Read the lines that follow and pick out every one containing the word "trauma".

· · · · ·

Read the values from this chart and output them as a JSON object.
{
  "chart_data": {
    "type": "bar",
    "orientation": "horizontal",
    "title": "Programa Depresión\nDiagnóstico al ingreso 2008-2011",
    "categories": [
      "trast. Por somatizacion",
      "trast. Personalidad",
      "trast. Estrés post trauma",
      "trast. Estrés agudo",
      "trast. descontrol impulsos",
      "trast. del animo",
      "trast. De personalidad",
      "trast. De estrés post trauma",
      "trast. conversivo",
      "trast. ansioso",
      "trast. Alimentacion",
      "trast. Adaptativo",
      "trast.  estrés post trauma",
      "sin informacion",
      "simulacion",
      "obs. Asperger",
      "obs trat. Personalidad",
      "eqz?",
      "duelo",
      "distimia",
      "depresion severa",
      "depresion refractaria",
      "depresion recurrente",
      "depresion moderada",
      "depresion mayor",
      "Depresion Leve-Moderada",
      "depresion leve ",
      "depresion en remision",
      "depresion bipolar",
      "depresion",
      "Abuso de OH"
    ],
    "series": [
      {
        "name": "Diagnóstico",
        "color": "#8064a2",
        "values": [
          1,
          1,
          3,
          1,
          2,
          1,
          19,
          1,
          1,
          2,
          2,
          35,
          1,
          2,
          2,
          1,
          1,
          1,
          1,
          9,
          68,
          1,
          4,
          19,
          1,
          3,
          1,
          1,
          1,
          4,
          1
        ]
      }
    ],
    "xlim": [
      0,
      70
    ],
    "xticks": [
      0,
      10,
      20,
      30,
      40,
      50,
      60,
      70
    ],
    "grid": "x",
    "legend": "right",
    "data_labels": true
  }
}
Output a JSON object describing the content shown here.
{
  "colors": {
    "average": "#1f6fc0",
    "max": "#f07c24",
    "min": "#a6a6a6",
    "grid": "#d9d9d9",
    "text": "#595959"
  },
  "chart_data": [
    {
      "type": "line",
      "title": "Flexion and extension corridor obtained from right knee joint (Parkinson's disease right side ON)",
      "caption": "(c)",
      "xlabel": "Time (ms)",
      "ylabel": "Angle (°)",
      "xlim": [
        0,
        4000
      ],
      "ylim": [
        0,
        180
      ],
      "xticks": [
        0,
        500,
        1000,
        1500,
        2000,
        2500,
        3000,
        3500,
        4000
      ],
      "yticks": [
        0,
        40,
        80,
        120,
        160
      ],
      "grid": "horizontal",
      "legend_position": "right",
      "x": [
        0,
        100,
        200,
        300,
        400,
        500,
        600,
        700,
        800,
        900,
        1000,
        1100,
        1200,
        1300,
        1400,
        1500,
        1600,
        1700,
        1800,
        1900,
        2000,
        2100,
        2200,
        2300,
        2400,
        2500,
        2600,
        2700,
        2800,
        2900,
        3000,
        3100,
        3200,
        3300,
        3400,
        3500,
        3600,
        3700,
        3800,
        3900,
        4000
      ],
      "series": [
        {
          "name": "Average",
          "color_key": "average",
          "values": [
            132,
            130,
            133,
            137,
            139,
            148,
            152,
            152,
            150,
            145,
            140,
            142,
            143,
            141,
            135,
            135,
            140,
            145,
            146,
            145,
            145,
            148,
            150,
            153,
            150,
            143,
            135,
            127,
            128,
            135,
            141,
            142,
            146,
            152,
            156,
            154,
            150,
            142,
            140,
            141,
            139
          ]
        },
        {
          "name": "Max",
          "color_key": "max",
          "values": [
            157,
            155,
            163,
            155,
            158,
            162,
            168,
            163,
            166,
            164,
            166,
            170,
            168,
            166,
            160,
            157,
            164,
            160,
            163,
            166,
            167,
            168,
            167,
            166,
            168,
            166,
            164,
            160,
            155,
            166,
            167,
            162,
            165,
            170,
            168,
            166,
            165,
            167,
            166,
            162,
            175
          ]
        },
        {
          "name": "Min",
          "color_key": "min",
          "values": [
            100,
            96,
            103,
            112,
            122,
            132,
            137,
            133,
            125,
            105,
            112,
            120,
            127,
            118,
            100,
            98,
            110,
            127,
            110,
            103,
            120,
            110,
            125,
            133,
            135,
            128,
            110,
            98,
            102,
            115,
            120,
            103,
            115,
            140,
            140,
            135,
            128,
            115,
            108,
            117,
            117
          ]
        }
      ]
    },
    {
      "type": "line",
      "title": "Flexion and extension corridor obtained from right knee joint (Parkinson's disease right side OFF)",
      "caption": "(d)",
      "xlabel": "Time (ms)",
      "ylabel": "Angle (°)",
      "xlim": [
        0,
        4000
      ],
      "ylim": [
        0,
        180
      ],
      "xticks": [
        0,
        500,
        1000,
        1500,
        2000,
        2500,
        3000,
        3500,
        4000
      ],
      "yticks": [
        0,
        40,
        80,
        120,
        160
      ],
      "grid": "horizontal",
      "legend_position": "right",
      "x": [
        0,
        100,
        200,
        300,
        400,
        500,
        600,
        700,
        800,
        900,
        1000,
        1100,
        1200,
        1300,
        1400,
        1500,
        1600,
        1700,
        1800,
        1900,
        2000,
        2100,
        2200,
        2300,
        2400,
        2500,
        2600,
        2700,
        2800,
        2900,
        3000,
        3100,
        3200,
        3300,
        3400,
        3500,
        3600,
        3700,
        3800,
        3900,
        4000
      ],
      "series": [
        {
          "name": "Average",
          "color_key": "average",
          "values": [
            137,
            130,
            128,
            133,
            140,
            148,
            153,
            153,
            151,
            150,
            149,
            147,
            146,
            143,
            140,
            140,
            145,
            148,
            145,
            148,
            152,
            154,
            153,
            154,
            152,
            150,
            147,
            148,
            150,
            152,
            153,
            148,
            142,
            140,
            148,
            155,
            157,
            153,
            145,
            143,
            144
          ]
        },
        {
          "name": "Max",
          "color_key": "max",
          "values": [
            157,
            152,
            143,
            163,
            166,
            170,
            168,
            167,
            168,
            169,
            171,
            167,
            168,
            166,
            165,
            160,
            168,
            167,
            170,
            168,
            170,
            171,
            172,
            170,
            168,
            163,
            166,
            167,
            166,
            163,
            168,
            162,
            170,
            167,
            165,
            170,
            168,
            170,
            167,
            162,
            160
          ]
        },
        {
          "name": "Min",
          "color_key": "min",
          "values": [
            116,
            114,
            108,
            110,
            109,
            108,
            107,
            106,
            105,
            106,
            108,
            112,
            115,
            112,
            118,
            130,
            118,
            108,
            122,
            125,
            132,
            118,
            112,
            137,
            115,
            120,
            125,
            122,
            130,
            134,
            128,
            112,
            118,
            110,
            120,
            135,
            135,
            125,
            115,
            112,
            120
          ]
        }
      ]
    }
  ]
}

· · · · ·

### Task answer
      "trast. Estrés post trauma",
      "trast. De estrés post trauma",
      "trast.  estrés post trauma",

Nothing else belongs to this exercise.